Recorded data
· · ·

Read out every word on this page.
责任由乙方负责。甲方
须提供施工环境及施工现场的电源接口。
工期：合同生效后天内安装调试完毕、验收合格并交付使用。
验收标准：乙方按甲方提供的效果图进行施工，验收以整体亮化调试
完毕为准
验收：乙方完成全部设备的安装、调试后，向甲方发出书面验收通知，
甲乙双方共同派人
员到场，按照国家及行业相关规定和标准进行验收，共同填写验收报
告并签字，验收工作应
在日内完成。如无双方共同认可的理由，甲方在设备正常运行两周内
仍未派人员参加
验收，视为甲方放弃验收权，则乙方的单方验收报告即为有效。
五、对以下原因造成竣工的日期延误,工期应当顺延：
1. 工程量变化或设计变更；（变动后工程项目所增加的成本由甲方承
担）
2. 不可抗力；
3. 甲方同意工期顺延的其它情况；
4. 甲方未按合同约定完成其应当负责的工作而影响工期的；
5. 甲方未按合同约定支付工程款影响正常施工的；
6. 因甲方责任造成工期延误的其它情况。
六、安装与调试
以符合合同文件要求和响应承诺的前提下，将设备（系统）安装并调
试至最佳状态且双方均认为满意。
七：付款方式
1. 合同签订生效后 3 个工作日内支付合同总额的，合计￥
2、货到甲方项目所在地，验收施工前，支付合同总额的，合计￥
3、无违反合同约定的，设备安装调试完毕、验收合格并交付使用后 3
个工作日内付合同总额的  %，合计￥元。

· · ·

Aim:
Quote the material exactly, leaving nothing out.

Complete output:
Read out every word on this page.
责任由乙方负责。甲方
须提供施工环境及施工现场的电源接口。
工期：合同生效后天内安装调试完毕、验收合格并交付使用。
验收标准：乙方按甲方提供的效果图进行施工，验收以整体亮化调试
完毕为准
验收：乙方完成全部设备的安装、调试后，向甲方发出书面验收通知，
甲乙双方共同派人
员到场，按照国家及行业相关规定和标准进行验收，共同填写验收报
告并签字，验收工作应
在日内完成。如无双方共同认可的理由，甲方在设备正常运行两周内
仍未派人员参加
验收，视为甲方放弃验收权，则乙方的单方验收报告即为有效。
五、对以下原因造成竣工的日期延误,工期应当顺延：
1. 工程量变化或设计变更；（变动后工程项目所增加的成本由甲方承
担）
2. 不可抗力；
3. 甲方同意工期顺延的其它情况；
4. 甲方未按合同约定完成其应当负责的工作而影响工期的；
5. 甲方未按合同约定支付工程款影响正常施工的；
6. 因甲方责任造成工期延误的其它情况。
六、安装与调试
以符合合同文件要求和响应承诺的前提下，将设备（系统）安装并调
试至最佳状态且双方均认为满意。
七：付款方式
1. 合同签订生效后 3 个工作日内支付合同总额的，合计￥
2、货到甲方项目所在地，验收施工前，支付合同总额的，合计￥
3、无违反合同约定的，设备安装调试完毕、验收合格并交付使用后 3
个工作日内付合同总额的  %，合计￥元。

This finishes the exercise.